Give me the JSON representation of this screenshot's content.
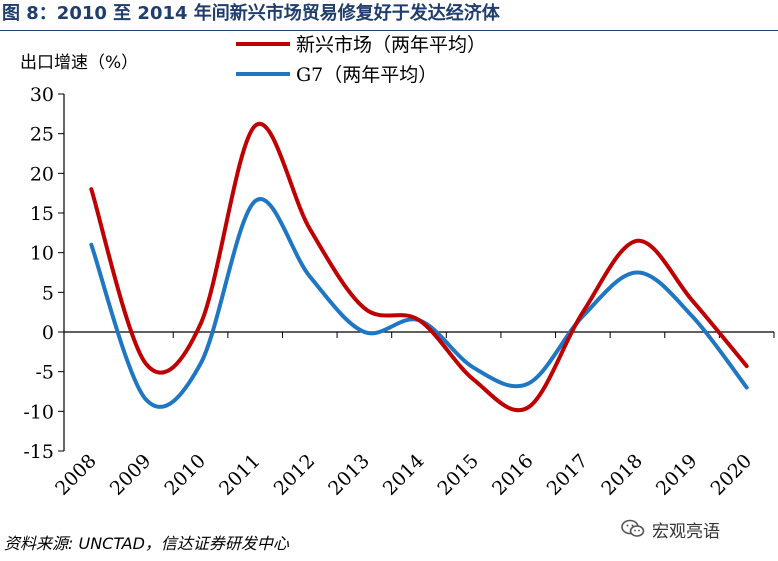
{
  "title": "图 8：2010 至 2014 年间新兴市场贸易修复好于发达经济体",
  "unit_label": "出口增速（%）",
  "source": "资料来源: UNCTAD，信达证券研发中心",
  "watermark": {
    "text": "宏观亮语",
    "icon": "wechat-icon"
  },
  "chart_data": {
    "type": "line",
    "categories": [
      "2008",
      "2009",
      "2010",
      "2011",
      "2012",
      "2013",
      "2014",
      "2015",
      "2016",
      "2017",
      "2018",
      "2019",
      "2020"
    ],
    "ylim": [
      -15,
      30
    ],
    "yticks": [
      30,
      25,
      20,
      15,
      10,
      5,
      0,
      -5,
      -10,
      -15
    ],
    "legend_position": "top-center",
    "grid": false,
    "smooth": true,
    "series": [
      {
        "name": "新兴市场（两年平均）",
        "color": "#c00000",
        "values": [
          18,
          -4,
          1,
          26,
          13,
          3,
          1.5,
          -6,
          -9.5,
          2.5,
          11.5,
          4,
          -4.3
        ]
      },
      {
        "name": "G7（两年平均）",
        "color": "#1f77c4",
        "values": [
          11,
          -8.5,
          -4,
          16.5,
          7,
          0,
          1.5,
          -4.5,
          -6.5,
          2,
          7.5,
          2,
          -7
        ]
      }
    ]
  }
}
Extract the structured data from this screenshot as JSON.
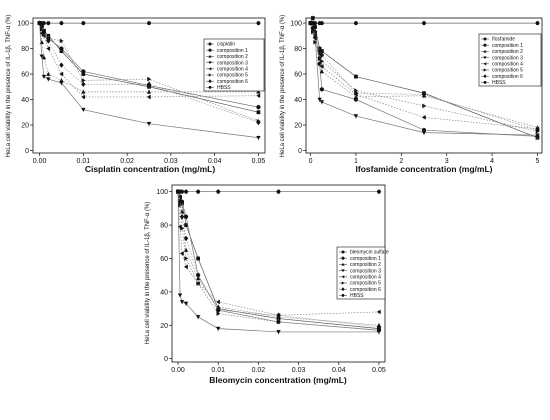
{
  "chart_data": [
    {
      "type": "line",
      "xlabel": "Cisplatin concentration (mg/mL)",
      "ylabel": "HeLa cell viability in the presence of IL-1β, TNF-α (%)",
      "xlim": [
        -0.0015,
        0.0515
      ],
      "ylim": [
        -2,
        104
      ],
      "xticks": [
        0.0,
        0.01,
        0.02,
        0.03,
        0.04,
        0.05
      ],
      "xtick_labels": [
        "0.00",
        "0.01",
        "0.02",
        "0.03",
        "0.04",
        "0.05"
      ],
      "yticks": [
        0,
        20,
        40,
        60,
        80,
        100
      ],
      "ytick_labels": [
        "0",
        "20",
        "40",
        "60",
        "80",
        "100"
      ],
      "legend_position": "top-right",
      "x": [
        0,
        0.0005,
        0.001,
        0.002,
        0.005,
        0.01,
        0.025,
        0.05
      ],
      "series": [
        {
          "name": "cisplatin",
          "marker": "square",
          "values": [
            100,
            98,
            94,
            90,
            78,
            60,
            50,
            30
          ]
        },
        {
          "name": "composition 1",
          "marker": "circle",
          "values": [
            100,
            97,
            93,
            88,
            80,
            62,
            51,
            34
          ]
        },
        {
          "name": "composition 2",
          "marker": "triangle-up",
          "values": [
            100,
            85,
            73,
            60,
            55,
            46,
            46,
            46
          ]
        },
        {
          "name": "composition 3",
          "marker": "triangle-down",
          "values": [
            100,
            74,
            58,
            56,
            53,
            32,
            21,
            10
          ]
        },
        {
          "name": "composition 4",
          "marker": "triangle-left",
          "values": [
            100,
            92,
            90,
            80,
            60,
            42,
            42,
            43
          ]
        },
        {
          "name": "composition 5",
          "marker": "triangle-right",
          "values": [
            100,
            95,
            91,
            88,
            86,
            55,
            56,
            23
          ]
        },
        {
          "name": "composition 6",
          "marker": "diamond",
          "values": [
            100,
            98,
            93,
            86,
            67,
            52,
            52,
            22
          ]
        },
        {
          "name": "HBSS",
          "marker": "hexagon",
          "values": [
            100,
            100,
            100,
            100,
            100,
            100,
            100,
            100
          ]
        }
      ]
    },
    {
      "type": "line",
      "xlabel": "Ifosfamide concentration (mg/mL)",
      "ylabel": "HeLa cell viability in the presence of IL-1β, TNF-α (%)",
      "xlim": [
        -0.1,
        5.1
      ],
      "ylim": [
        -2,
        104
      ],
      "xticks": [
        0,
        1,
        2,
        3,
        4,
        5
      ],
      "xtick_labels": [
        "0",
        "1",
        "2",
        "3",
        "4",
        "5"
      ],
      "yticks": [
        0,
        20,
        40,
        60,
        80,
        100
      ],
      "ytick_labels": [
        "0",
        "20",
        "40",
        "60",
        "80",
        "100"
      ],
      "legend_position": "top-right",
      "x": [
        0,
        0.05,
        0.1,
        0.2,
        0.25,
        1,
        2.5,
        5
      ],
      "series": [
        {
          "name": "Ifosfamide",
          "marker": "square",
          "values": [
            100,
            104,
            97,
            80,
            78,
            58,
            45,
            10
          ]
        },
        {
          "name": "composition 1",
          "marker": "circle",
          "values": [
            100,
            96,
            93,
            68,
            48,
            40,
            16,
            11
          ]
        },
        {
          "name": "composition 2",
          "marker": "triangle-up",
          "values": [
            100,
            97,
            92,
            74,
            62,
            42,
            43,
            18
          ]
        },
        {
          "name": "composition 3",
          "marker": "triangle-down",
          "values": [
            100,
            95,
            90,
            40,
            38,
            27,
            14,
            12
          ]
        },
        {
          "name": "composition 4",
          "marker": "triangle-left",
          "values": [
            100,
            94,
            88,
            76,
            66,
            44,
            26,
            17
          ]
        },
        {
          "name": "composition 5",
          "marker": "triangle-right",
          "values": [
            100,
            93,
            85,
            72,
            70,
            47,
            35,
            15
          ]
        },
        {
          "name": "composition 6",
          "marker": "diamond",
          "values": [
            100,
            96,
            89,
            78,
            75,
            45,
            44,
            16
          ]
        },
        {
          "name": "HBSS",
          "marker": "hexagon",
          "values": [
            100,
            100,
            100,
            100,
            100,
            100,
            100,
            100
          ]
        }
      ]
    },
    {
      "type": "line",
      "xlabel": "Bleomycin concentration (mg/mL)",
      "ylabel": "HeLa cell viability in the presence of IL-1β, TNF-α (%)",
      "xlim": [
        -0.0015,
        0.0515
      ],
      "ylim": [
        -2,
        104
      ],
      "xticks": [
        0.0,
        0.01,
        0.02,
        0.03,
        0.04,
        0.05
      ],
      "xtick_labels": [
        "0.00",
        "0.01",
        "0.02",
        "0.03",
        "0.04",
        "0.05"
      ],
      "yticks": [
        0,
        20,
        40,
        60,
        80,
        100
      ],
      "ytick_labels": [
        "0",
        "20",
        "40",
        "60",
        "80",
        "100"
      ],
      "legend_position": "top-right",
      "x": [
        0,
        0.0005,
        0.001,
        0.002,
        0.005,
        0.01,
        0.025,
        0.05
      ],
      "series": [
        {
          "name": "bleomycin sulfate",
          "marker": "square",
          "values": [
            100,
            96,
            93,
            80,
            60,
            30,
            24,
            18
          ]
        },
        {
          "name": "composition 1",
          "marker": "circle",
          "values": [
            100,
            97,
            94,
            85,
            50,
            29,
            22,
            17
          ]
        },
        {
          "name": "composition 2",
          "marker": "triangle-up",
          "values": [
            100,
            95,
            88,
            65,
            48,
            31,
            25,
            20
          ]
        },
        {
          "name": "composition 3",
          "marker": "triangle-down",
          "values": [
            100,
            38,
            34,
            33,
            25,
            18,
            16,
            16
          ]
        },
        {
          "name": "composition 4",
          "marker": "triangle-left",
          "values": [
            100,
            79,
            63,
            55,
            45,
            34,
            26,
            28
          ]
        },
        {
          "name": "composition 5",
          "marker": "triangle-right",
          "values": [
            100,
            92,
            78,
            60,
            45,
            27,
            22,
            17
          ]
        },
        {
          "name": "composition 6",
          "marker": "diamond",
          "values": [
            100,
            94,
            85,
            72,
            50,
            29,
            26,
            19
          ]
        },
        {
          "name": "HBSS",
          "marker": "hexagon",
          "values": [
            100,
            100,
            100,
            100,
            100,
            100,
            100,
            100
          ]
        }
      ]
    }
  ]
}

__________________________________________________

**Exercise task**
Without the pictures, repeat the listing above exactly.

**Result**
Give me the JSON representation of this screenshot's content.
{
  "title": "图 8：2010 至 2014 年间新兴市场贸易修复好于发达经济体",
  "unit_label": "出口增速（%）",
  "source": "资料来源: UNCTAD，信达证券研发中心",
  "watermark": {
    "text": "宏观亮语",
    "icon": "wechat-icon"
  },
  "chart_data": {
    "type": "line",
    "categories": [
      "2008",
      "2009",
      "2010",
      "2011",
      "2012",
      "2013",
      "2014",
      "2015",
      "2016",
      "2017",
      "2018",
      "2019",
      "2020"
    ],
    "ylim": [
      -15,
      30
    ],
    "yticks": [
      30,
      25,
      20,
      15,
      10,
      5,
      0,
      -5,
      -10,
      -15
    ],
    "legend_position": "top-center",
    "grid": false,
    "smooth": true,
    "series": [
      {
        "name": "新兴市场（两年平均）",
        "color": "#c00000",
        "values": [
          18,
          -4,
          1,
          26,
          13,
          3,
          1.5,
          -6,
          -9.5,
          2.5,
          11.5,
          4,
          -4.3
        ]
      },
      {
        "name": "G7（两年平均）",
        "color": "#1f77c4",
        "values": [
          11,
          -8.5,
          -4,
          16.5,
          7,
          0,
          1.5,
          -4.5,
          -6.5,
          2,
          7.5,
          2,
          -7
        ]
      }
    ]
  }
}
Extract the structured data from this screenshot as JSON.
{
  "chart_data": [
    {
      "type": "line",
      "xlabel": "Cisplatin concentration (mg/mL)",
      "ylabel": "HeLa cell viability in the presence of IL-1β, TNF-α (%)",
      "xlim": [
        -0.0015,
        0.0515
      ],
      "ylim": [
        -2,
        104
      ],
      "xticks": [
        0.0,
        0.01,
        0.02,
        0.03,
        0.04,
        0.05
      ],
      "xtick_labels": [
        "0.00",
        "0.01",
        "0.02",
        "0.03",
        "0.04",
        "0.05"
      ],
      "yticks": [
        0,
        20,
        40,
        60,
        80,
        100
      ],
      "ytick_labels": [
        "0",
        "20",
        "40",
        "60",
        "80",
        "100"
      ],
      "legend_position": "top-right",
      "x": [
        0,
        0.0005,
        0.001,
        0.002,
        0.005,
        0.01,
        0.025,
        0.05
      ],
      "series": [
        {
          "name": "cisplatin",
          "marker": "square",
          "values": [
            100,
            98,
            94,
            90,
            78,
            60,
            50,
            30
          ]
        },
        {
          "name": "composition 1",
          "marker": "circle",
          "values": [
            100,
            97,
            93,
            88,
            80,
            62,
            51,
            34
          ]
        },
        {
          "name": "composition 2",
          "marker": "triangle-up",
          "values": [
            100,
            85,
            73,
            60,
            55,
            46,
            46,
            46
          ]
        },
        {
          "name": "composition 3",
          "marker": "triangle-down",
          "values": [
            100,
            74,
            58,
            56,
            53,
            32,
            21,
            10
          ]
        },
        {
          "name": "composition 4",
          "marker": "triangle-left",
          "values": [
            100,
            92,
            90,
            80,
            60,
            42,
            42,
            43
          ]
        },
        {
          "name": "composition 5",
          "marker": "triangle-right",
          "values": [
            100,
            95,
            91,
            88,
            86,
            55,
            56,
            23
          ]
        },
        {
          "name": "composition 6",
          "marker": "diamond",
          "values": [
            100,
            98,
            93,
            86,
            67,
            52,
            52,
            22
          ]
        },
        {
          "name": "HBSS",
          "marker": "hexagon",
          "values": [
            100,
            100,
            100,
            100,
            100,
            100,
            100,
            100
          ]
        }
      ]
    },
    {
      "type": "line",
      "xlabel": "Ifosfamide concentration (mg/mL)",
      "ylabel": "HeLa cell viability in the presence of IL-1β, TNF-α (%)",
      "xlim": [
        -0.1,
        5.1
      ],
      "ylim": [
        -2,
        104
      ],
      "xticks": [
        0,
        1,
        2,
        3,
        4,
        5
      ],
      "xtick_labels": [
        "0",
        "1",
        "2",
        "3",
        "4",
        "5"
      ],
      "yticks": [
        0,
        20,
        40,
        60,
        80,
        100
      ],
      "ytick_labels": [
        "0",
        "20",
        "40",
        "60",
        "80",
        "100"
      ],
      "legend_position": "top-right",
      "x": [
        0,
        0.05,
        0.1,
        0.2,
        0.25,
        1,
        2.5,
        5
      ],
      "series": [
        {
          "name": "Ifosfamide",
          "marker": "square",
          "values": [
            100,
            104,
            97,
            80,
            78,
            58,
            45,
            10
          ]
        },
        {
          "name": "composition 1",
          "marker": "circle",
          "values": [
            100,
            96,
            93,
            68,
            48,
            40,
            16,
            11
          ]
        },
        {
          "name": "composition 2",
          "marker": "triangle-up",
          "values": [
            100,
            97,
            92,
            74,
            62,
            42,
            43,
            18
          ]
        },
        {
          "name": "composition 3",
          "marker": "triangle-down",
          "values": [
            100,
            95,
            90,
            40,
            38,
            27,
            14,
            12
          ]
        },
        {
          "name": "composition 4",
          "marker": "triangle-left",
          "values": [
            100,
            94,
            88,
            76,
            66,
            44,
            26,
            17
          ]
        },
        {
          "name": "composition 5",
          "marker": "triangle-right",
          "values": [
            100,
            93,
            85,
            72,
            70,
            47,
            35,
            15
          ]
        },
        {
          "name": "composition 6",
          "marker": "diamond",
          "values": [
            100,
            96,
            89,
            78,
            75,
            45,
            44,
            16
          ]
        },
        {
          "name": "HBSS",
          "marker": "hexagon",
          "values": [
            100,
            100,
            100,
            100,
            100,
            100,
            100,
            100
          ]
        }
      ]
    },
    {
      "type": "line",
      "xlabel": "Bleomycin concentration (mg/mL)",
      "ylabel": "HeLa cell viability in the presence of IL-1β, TNF-α (%)",
      "xlim": [
        -0.0015,
        0.0515
      ],
      "ylim": [
        -2,
        104
      ],
      "xticks": [
        0.0,
        0.01,
        0.02,
        0.03,
        0.04,
        0.05
      ],
      "xtick_labels": [
        "0.00",
        "0.01",
        "0.02",
        "0.03",
        "0.04",
        "0.05"
      ],
      "yticks": [
        0,
        20,
        40,
        60,
        80,
        100
      ],
      "ytick_labels": [
        "0",
        "20",
        "40",
        "60",
        "80",
        "100"
      ],
      "legend_position": "top-right",
      "x": [
        0,
        0.0005,
        0.001,
        0.002,
        0.005,
        0.01,
        0.025,
        0.05
      ],
      "series": [
        {
          "name": "bleomycin sulfate",
          "marker": "square",
          "values": [
            100,
            96,
            93,
            80,
            60,
            30,
            24,
            18
          ]
        },
        {
          "name": "composition 1",
          "marker": "circle",
          "values": [
            100,
            97,
            94,
            85,
            50,
            29,
            22,
            17
          ]
        },
        {
          "name": "composition 2",
          "marker": "triangle-up",
          "values": [
            100,
            95,
            88,
            65,
            48,
            31,
            25,
            20
          ]
        },
        {
          "name": "composition 3",
          "marker": "triangle-down",
          "values": [
            100,
            38,
            34,
            33,
            25,
            18,
            16,
            16
          ]
        },
        {
          "name": "composition 4",
          "marker": "triangle-left",
          "values": [
            100,
            79,
            63,
            55,
            45,
            34,
            26,
            28
          ]
        },
        {
          "name": "composition 5",
          "marker": "triangle-right",
          "values": [
            100,
            92,
            78,
            60,
            45,
            27,
            22,
            17
          ]
        },
        {
          "name": "composition 6",
          "marker": "diamond",
          "values": [
            100,
            94,
            85,
            72,
            50,
            29,
            26,
            19
          ]
        },
        {
          "name": "HBSS",
          "marker": "hexagon",
          "values": [
            100,
            100,
            100,
            100,
            100,
            100,
            100,
            100
          ]
        }
      ]
    }
  ]
}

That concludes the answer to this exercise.